==== EXCERPTED DATA ====

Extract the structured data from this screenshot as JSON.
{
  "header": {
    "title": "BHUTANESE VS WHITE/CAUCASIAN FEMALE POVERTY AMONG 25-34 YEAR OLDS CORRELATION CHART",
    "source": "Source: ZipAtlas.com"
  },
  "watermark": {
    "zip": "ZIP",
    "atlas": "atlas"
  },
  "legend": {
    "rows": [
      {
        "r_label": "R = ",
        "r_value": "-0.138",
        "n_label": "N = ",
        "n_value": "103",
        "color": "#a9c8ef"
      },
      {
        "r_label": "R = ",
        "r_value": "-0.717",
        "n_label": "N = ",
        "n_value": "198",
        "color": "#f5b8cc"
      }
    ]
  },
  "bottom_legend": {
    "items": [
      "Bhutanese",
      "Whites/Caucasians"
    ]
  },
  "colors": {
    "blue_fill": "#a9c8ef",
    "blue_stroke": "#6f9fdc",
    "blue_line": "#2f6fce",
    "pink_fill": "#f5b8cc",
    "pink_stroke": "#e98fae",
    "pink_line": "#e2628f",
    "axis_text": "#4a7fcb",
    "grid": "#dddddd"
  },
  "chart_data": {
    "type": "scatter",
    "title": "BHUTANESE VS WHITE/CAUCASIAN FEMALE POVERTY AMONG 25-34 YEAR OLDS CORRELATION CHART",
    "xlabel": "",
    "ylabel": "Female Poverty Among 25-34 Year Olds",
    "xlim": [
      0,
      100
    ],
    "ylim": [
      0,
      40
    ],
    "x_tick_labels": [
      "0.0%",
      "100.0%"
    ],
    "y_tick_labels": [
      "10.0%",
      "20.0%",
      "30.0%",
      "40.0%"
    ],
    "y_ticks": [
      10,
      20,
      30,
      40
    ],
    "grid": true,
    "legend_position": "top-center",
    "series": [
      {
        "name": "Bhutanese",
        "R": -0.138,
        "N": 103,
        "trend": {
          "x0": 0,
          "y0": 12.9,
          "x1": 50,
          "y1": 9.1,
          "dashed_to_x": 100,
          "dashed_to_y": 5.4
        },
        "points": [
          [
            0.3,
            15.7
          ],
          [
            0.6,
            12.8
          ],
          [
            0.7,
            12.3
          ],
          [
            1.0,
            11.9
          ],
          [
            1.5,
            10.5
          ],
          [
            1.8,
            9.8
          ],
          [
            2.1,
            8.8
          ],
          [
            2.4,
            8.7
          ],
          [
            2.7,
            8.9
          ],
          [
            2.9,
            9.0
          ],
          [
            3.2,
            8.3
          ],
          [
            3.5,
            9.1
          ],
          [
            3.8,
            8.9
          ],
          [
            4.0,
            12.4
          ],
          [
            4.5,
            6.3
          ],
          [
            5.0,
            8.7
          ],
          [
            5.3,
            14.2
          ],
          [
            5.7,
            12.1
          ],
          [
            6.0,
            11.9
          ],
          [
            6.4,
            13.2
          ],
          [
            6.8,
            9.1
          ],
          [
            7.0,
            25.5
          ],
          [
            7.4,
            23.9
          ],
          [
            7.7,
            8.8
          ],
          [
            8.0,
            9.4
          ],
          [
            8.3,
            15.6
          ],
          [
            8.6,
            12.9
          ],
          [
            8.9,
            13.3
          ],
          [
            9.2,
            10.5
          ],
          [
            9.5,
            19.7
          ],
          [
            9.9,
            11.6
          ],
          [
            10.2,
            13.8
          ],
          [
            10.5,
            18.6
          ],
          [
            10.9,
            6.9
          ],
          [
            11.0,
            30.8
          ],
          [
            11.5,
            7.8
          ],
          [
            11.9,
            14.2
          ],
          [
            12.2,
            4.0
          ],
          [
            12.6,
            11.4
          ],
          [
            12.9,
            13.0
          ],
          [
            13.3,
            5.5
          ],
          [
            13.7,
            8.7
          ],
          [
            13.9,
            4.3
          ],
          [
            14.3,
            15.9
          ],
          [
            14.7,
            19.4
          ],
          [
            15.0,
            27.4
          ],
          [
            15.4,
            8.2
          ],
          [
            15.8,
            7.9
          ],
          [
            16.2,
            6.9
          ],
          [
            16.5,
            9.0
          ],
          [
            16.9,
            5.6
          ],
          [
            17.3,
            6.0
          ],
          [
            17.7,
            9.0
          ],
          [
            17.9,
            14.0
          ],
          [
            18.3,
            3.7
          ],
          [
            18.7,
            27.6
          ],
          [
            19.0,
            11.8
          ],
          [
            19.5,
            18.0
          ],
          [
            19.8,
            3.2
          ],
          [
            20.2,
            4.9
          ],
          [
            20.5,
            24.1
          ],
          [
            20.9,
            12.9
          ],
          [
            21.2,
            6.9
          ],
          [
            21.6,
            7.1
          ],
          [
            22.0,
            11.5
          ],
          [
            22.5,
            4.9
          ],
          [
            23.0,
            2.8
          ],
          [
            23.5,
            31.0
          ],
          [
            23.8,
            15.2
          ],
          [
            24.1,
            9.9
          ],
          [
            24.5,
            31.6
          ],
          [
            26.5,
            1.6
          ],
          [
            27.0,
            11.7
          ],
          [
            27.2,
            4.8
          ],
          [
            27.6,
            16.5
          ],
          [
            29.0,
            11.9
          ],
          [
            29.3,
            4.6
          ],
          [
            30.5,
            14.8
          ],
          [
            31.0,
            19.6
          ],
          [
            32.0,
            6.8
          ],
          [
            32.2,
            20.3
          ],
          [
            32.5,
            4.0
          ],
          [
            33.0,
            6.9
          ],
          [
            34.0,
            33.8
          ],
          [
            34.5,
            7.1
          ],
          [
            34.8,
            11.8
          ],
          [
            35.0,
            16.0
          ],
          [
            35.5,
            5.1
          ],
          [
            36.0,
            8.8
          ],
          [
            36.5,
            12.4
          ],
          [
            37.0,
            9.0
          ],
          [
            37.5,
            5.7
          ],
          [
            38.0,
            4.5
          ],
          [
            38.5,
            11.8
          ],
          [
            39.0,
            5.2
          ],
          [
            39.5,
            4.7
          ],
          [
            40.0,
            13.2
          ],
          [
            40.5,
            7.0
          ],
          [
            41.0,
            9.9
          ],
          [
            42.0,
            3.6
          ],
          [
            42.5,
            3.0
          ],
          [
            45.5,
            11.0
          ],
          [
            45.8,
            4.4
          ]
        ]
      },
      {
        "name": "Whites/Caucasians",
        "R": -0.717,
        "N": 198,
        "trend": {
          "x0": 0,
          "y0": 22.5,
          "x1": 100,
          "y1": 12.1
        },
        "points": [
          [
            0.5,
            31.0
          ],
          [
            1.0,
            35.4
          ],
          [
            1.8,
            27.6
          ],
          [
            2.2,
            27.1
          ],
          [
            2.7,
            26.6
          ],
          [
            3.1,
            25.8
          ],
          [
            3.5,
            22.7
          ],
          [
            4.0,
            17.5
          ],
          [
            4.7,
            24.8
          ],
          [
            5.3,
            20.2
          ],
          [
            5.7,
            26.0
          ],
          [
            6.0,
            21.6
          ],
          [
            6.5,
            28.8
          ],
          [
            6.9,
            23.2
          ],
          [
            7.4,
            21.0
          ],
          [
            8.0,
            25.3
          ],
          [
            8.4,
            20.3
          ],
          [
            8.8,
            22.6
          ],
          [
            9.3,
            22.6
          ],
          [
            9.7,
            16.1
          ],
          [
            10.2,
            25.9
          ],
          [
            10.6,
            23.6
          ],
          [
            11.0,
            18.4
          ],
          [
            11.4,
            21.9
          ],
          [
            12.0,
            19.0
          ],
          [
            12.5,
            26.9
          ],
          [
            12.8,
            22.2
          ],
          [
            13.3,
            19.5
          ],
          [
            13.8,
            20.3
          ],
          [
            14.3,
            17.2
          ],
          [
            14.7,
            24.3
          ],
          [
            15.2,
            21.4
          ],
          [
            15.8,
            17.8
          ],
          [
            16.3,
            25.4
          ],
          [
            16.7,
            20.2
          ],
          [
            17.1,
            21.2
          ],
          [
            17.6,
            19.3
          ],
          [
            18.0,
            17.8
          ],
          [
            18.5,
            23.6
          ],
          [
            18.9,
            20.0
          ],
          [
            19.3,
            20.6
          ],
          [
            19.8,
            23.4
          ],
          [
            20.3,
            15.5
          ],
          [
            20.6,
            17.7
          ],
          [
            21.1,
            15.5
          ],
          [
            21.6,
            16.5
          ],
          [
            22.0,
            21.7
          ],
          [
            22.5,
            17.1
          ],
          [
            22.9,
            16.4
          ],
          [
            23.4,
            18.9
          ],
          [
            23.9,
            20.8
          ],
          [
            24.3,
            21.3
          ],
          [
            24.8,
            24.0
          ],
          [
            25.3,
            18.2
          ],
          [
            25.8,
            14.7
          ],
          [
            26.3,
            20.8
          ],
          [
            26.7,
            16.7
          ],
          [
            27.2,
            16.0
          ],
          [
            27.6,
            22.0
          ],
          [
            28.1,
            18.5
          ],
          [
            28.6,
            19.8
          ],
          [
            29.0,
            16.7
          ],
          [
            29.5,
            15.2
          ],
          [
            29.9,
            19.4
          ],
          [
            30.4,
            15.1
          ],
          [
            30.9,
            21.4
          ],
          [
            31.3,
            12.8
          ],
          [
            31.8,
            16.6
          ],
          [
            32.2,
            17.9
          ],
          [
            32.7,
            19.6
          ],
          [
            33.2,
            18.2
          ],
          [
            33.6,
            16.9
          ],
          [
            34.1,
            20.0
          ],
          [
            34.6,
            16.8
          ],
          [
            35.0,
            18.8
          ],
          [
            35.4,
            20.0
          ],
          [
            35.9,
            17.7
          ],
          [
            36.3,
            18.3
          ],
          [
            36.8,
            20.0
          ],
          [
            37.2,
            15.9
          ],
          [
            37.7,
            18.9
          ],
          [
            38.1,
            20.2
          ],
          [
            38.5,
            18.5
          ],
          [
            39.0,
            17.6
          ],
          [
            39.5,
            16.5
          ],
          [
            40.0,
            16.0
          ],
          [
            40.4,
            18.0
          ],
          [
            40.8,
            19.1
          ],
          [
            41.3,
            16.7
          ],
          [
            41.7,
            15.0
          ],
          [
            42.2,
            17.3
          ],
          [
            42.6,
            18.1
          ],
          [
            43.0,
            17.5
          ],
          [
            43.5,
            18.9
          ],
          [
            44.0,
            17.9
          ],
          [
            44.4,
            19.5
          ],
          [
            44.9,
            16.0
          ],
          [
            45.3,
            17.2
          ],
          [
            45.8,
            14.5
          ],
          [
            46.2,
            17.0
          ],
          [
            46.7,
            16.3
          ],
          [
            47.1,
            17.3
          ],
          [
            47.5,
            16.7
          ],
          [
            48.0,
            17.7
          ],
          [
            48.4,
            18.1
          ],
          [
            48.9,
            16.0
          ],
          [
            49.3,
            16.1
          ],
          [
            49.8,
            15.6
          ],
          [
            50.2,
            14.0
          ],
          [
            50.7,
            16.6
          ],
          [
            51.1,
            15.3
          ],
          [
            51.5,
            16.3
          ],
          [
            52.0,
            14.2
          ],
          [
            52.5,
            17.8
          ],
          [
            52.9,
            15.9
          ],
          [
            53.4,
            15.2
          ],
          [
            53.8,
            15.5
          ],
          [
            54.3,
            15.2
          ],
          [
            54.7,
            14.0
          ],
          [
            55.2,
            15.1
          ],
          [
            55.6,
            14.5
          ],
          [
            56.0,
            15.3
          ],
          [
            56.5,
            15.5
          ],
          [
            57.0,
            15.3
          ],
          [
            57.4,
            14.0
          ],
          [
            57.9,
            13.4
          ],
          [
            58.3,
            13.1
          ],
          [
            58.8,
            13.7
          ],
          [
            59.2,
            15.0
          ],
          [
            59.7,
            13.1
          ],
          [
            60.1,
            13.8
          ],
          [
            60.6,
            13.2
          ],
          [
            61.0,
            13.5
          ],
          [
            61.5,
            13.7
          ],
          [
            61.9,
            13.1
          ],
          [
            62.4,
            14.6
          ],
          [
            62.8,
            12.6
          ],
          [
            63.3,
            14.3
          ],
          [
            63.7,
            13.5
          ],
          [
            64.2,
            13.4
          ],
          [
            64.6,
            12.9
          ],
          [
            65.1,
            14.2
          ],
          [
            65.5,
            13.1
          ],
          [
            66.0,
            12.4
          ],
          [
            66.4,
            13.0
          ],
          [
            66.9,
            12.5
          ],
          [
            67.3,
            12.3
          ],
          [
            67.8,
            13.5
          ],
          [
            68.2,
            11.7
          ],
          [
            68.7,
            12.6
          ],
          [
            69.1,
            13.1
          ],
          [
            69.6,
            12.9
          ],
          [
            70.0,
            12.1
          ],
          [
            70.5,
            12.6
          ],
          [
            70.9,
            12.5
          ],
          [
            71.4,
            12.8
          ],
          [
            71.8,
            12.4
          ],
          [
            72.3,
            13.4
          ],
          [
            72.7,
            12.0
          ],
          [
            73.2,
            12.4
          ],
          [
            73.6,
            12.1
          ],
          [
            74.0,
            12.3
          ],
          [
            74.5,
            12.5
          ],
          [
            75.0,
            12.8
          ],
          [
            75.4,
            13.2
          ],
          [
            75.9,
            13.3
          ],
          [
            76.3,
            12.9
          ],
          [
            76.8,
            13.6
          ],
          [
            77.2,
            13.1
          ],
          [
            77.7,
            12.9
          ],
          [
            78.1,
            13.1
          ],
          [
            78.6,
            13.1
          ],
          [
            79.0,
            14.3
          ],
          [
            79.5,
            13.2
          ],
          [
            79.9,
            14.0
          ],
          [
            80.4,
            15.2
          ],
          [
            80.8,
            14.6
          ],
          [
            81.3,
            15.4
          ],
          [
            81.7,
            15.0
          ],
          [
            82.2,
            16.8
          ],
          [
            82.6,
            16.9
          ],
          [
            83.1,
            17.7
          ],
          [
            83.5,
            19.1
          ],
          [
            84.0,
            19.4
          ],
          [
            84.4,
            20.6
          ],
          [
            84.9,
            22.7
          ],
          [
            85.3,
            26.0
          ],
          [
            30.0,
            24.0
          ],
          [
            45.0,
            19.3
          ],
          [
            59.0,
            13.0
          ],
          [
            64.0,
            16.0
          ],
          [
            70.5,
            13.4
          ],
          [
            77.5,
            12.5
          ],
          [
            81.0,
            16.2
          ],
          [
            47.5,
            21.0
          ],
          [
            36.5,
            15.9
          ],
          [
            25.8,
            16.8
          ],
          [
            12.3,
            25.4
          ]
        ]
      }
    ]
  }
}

====

▸ GIVEN INSTRUCTION
Lines that hold "Whites" are the ones to copy; find all of them.

▸ RESULT
      "Whites/Caucasians"
        "name": "Whites/Caucasians",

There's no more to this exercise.